## start

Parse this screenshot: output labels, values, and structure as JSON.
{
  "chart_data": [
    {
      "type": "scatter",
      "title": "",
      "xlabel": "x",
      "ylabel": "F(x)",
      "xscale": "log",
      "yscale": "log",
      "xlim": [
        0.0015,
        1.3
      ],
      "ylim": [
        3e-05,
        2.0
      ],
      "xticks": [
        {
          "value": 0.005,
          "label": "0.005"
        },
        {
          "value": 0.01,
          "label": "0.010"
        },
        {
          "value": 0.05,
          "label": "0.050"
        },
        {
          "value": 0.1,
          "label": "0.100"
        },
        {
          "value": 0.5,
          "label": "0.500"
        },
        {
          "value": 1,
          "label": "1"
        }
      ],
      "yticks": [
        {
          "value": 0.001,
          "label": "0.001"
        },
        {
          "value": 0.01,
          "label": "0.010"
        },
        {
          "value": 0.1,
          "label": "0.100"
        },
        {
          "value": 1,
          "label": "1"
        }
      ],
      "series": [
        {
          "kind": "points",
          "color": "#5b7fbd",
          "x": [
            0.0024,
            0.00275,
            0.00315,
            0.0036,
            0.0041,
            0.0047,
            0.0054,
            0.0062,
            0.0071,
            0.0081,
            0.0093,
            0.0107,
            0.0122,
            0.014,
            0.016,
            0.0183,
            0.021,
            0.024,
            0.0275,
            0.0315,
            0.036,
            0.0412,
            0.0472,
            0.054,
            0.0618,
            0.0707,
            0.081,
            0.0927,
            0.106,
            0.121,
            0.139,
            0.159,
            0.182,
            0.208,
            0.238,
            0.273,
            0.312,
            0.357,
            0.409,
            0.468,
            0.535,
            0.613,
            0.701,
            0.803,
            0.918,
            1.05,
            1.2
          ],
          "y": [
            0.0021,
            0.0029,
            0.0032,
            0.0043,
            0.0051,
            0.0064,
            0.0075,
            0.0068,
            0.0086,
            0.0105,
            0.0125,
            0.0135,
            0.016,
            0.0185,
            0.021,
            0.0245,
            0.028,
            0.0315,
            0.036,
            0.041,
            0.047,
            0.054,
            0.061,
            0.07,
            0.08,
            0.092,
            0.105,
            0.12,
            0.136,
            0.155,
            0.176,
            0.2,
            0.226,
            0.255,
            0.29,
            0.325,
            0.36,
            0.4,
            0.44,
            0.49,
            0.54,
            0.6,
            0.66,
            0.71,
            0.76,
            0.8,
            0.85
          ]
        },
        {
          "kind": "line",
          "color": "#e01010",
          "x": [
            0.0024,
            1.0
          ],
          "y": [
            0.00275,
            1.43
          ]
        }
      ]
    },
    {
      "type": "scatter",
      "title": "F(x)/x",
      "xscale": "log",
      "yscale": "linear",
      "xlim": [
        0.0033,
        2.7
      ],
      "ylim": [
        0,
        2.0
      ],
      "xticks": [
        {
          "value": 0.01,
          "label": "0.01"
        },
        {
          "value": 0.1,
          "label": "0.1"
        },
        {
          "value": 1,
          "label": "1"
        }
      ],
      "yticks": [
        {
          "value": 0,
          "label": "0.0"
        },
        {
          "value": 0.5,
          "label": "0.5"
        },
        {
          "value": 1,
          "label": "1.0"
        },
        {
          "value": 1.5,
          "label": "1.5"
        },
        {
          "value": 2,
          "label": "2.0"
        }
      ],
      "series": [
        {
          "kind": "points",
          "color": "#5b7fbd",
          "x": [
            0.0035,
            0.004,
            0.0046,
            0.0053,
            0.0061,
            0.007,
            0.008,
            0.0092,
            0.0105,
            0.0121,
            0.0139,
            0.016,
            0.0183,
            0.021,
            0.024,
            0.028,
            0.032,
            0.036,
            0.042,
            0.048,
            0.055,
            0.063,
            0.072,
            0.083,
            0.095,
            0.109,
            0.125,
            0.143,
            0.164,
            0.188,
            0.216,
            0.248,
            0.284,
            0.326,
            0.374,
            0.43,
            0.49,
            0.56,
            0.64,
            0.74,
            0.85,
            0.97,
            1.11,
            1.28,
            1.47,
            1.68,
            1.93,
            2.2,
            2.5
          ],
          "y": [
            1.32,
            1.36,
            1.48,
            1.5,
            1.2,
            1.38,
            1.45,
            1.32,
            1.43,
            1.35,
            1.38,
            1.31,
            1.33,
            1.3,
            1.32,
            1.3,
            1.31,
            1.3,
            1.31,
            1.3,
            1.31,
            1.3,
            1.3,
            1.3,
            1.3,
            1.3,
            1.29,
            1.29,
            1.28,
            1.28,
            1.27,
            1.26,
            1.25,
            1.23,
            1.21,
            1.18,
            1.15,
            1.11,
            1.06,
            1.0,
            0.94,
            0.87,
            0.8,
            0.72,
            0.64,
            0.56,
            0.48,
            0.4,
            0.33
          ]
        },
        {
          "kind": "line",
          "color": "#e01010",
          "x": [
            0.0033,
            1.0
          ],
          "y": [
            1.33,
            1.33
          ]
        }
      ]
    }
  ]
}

## end

§ **Task to complete**
Retype all the material above precisely, with no line left out.

§ **Task result**
Parse this screenshot: output labels, values, and structure as JSON.
{
  "chart_data": [
    {
      "type": "scatter",
      "title": "",
      "xlabel": "x",
      "ylabel": "F(x)",
      "xscale": "log",
      "yscale": "log",
      "xlim": [
        0.0015,
        1.3
      ],
      "ylim": [
        3e-05,
        2.0
      ],
      "xticks": [
        {
          "value": 0.005,
          "label": "0.005"
        },
        {
          "value": 0.01,
          "label": "0.010"
        },
        {
          "value": 0.05,
          "label": "0.050"
        },
        {
          "value": 0.1,
          "label": "0.100"
        },
        {
          "value": 0.5,
          "label": "0.500"
        },
        {
          "value": 1,
          "label": "1"
        }
      ],
      "yticks": [
        {
          "value": 0.001,
          "label": "0.001"
        },
        {
          "value": 0.01,
          "label": "0.010"
        },
        {
          "value": 0.1,
          "label": "0.100"
        },
        {
          "value": 1,
          "label": "1"
        }
      ],
      "series": [
        {
          "kind": "points",
          "color": "#5b7fbd",
          "x": [
            0.0024,
            0.00275,
            0.00315,
            0.0036,
            0.0041,
            0.0047,
            0.0054,
            0.0062,
            0.0071,
            0.0081,
            0.0093,
            0.0107,
            0.0122,
            0.014,
            0.016,
            0.0183,
            0.021,
            0.024,
            0.0275,
            0.0315,
            0.036,
            0.0412,
            0.0472,
            0.054,
            0.0618,
            0.0707,
            0.081,
            0.0927,
            0.106,
            0.121,
            0.139,
            0.159,
            0.182,
            0.208,
            0.238,
            0.273,
            0.312,
            0.357,
            0.409,
            0.468,
            0.535,
            0.613,
            0.701,
            0.803,
            0.918,
            1.05,
            1.2
          ],
          "y": [
            0.0021,
            0.0029,
            0.0032,
            0.0043,
            0.0051,
            0.0064,
            0.0075,
            0.0068,
            0.0086,
            0.0105,
            0.0125,
            0.0135,
            0.016,
            0.0185,
            0.021,
            0.0245,
            0.028,
            0.0315,
            0.036,
            0.041,
            0.047,
            0.054,
            0.061,
            0.07,
            0.08,
            0.092,
            0.105,
            0.12,
            0.136,
            0.155,
            0.176,
            0.2,
            0.226,
            0.255,
            0.29,
            0.325,
            0.36,
            0.4,
            0.44,
            0.49,
            0.54,
            0.6,
            0.66,
            0.71,
            0.76,
            0.8,
            0.85
          ]
        },
        {
          "kind": "line",
          "color": "#e01010",
          "x": [
            0.0024,
            1.0
          ],
          "y": [
            0.00275,
            1.43
          ]
        }
      ]
    },
    {
      "type": "scatter",
      "title": "F(x)/x",
      "xscale": "log",
      "yscale": "linear",
      "xlim": [
        0.0033,
        2.7
      ],
      "ylim": [
        0,
        2.0
      ],
      "xticks": [
        {
          "value": 0.01,
          "label": "0.01"
        },
        {
          "value": 0.1,
          "label": "0.1"
        },
        {
          "value": 1,
          "label": "1"
        }
      ],
      "yticks": [
        {
          "value": 0,
          "label": "0.0"
        },
        {
          "value": 0.5,
          "label": "0.5"
        },
        {
          "value": 1,
          "label": "1.0"
        },
        {
          "value": 1.5,
          "label": "1.5"
        },
        {
          "value": 2,
          "label": "2.0"
        }
      ],
      "series": [
        {
          "kind": "points",
          "color": "#5b7fbd",
          "x": [
            0.0035,
            0.004,
            0.0046,
            0.0053,
            0.0061,
            0.007,
            0.008,
            0.0092,
            0.0105,
            0.0121,
            0.0139,
            0.016,
            0.0183,
            0.021,
            0.024,
            0.028,
            0.032,
            0.036,
            0.042,
            0.048,
            0.055,
            0.063,
            0.072,
            0.083,
            0.095,
            0.109,
            0.125,
            0.143,
            0.164,
            0.188,
            0.216,
            0.248,
            0.284,
            0.326,
            0.374,
            0.43,
            0.49,
            0.56,
            0.64,
            0.74,
            0.85,
            0.97,
            1.11,
            1.28,
            1.47,
            1.68,
            1.93,
            2.2,
            2.5
          ],
          "y": [
            1.32,
            1.36,
            1.48,
            1.5,
            1.2,
            1.38,
            1.45,
            1.32,
            1.43,
            1.35,
            1.38,
            1.31,
            1.33,
            1.3,
            1.32,
            1.3,
            1.31,
            1.3,
            1.31,
            1.3,
            1.31,
            1.3,
            1.3,
            1.3,
            1.3,
            1.3,
            1.29,
            1.29,
            1.28,
            1.28,
            1.27,
            1.26,
            1.25,
            1.23,
            1.21,
            1.18,
            1.15,
            1.11,
            1.06,
            1.0,
            0.94,
            0.87,
            0.8,
            0.72,
            0.64,
            0.56,
            0.48,
            0.4,
            0.33
          ]
        },
        {
          "kind": "line",
          "color": "#e01010",
          "x": [
            0.0033,
            1.0
          ],
          "y": [
            1.33,
            1.33
          ]
        }
      ]
    }
  ]
}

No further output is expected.